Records
---

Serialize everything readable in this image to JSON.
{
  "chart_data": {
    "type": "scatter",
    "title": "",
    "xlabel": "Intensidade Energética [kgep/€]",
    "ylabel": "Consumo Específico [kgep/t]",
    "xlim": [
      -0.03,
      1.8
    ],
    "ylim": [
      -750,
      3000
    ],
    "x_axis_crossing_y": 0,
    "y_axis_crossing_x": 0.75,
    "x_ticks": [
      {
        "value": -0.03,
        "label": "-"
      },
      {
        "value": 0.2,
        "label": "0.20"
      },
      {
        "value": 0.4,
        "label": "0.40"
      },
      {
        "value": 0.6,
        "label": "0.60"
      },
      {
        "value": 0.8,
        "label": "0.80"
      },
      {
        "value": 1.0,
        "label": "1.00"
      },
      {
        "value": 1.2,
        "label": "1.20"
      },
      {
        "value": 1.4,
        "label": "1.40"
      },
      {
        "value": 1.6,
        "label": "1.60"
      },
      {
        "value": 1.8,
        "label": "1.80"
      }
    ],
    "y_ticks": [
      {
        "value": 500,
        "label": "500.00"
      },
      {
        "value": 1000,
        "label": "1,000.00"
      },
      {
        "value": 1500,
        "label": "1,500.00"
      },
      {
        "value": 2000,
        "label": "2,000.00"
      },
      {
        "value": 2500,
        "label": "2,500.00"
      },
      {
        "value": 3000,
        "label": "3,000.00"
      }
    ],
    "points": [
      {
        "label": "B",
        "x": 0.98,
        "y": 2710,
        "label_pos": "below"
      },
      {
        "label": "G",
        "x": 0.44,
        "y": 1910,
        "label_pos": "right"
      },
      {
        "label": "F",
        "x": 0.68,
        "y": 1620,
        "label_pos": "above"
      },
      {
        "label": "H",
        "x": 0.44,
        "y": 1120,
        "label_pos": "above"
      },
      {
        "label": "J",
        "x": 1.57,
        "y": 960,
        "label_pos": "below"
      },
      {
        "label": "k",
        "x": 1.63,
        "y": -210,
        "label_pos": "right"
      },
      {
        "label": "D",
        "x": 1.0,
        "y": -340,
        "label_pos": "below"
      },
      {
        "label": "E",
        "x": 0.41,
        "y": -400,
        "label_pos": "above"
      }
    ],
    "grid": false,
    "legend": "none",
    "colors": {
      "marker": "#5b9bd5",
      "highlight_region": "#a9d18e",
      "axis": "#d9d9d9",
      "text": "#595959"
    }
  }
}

---

**The problem:** Collect from the data above every line that includes "kgep".

**Full solution:**
    "xlabel": "Intensidade Energética [kgep/€]",
    "ylabel": "Consumo Específico [kgep/t]",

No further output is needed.